## BEGIN The input

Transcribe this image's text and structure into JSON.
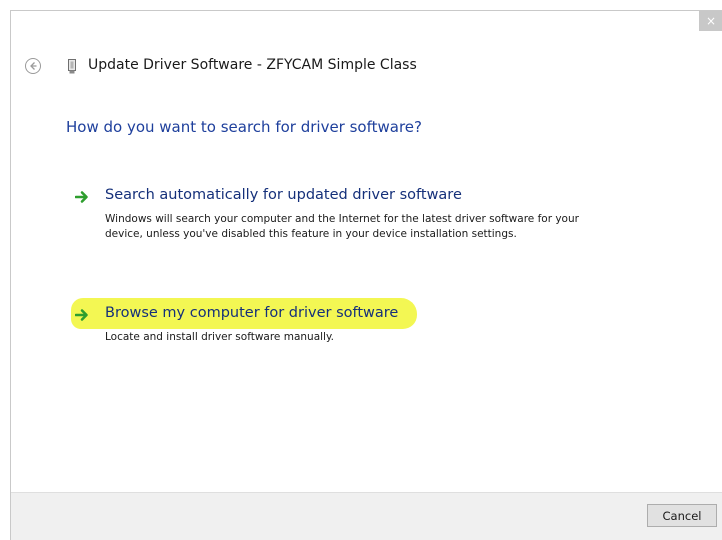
{
  "window": {
    "close_glyph": "×",
    "title": "Update Driver Software - ZFYCAM Simple Class"
  },
  "main": {
    "instruction": "How do you want to search for driver software?",
    "options": [
      {
        "title": "Search automatically for updated driver software",
        "description": "Windows will search your computer and the Internet for the latest driver software for your device, unless you've disabled this feature in your device installation settings.",
        "icon": "green-arrow-icon",
        "highlighted": false
      },
      {
        "title": "Browse my computer for driver software",
        "description": "Locate and install driver software manually.",
        "icon": "green-arrow-icon",
        "highlighted": true
      }
    ]
  },
  "footer": {
    "cancel_label": "Cancel"
  },
  "colors": {
    "instruction": "#1e3f9c",
    "option_title": "#15307a",
    "arrow": "#2e9e2e",
    "highlight": "#f2f74a",
    "footer_bg": "#f0f0f0"
  }
}
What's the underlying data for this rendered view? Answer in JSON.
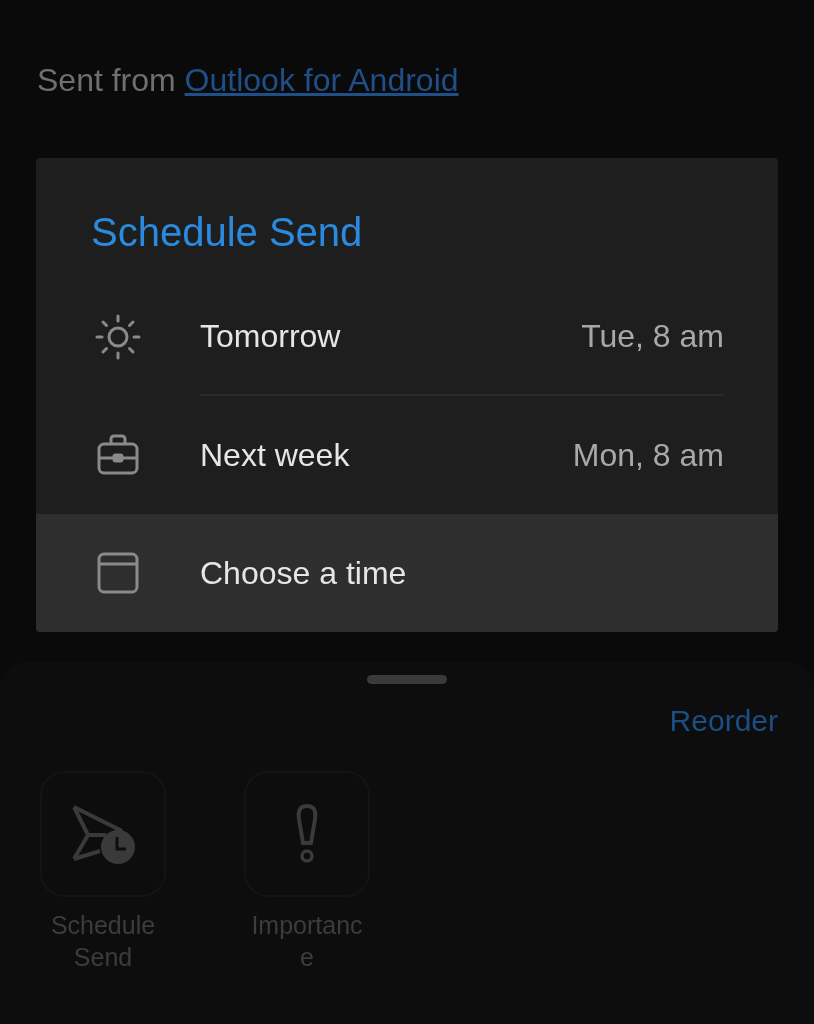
{
  "message": {
    "prefix": "Sent from ",
    "link": "Outlook for Android"
  },
  "dialog": {
    "title": "Schedule Send",
    "options": [
      {
        "kind": "sun",
        "label": "Tomorrow",
        "time": "Tue, 8 am",
        "selected": false
      },
      {
        "kind": "briefcase",
        "label": "Next week",
        "time": "Mon, 8 am",
        "selected": false
      },
      {
        "kind": "calendar",
        "label": "Choose a time",
        "selected": true
      }
    ]
  },
  "sheet": {
    "reorder": "Reorder",
    "actions": [
      {
        "kind": "schedule",
        "label": "Schedule Send"
      },
      {
        "kind": "importance",
        "label": "Importance"
      }
    ]
  }
}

## END The input

* Given exercise:
Which lines hold the word "computer"? Show each one.

* Written response:
        "description": "Windows will search your computer and the Internet for the latest driver software for your device, unless you've disabled this feature in your device installation settings.",
        "title": "Browse my computer for driver software",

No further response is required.